Of the lines in the data below, count the ones holding the string "动物细胞特有的是", and answer with that number only.

(Data excerpts)
▼▼▼
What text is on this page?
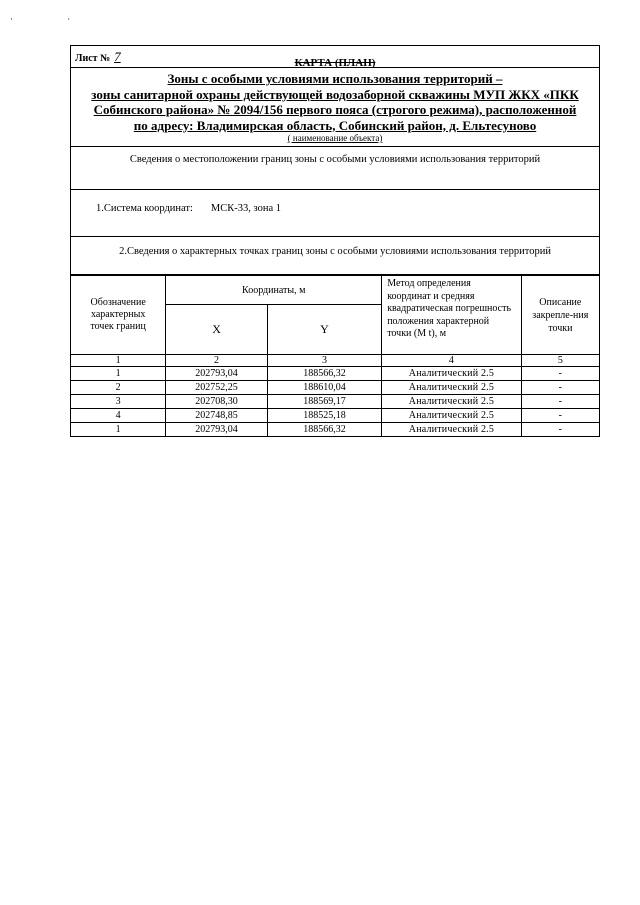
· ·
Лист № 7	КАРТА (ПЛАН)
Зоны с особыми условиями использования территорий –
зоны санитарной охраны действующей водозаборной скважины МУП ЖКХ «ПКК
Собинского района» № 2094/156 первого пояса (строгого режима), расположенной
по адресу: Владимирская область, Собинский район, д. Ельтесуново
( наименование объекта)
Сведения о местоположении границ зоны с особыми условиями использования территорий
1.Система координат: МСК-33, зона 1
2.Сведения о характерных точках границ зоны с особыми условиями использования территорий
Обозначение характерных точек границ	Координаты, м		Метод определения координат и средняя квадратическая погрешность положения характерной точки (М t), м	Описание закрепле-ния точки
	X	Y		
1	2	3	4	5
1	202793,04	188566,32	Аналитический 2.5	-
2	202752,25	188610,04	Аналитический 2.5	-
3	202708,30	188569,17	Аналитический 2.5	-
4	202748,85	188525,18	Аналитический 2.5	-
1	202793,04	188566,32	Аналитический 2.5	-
▲▲▲
▼▼▼
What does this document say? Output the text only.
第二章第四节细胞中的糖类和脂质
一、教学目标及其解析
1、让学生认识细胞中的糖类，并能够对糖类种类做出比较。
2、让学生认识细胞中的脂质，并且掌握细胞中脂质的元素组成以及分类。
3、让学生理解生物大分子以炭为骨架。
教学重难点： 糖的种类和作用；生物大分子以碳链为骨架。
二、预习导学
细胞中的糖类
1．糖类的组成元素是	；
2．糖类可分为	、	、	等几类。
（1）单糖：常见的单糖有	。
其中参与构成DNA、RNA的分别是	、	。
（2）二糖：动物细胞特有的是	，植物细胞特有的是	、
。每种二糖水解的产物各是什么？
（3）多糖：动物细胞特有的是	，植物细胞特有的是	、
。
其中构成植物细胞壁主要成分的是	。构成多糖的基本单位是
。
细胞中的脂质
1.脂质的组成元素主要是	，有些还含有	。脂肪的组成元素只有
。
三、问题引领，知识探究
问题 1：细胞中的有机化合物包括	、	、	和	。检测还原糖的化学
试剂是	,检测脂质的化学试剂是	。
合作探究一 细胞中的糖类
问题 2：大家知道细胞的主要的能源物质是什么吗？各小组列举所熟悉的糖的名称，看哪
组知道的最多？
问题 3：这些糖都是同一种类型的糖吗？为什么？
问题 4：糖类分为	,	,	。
▲▲▲
RESULT BELOW:
2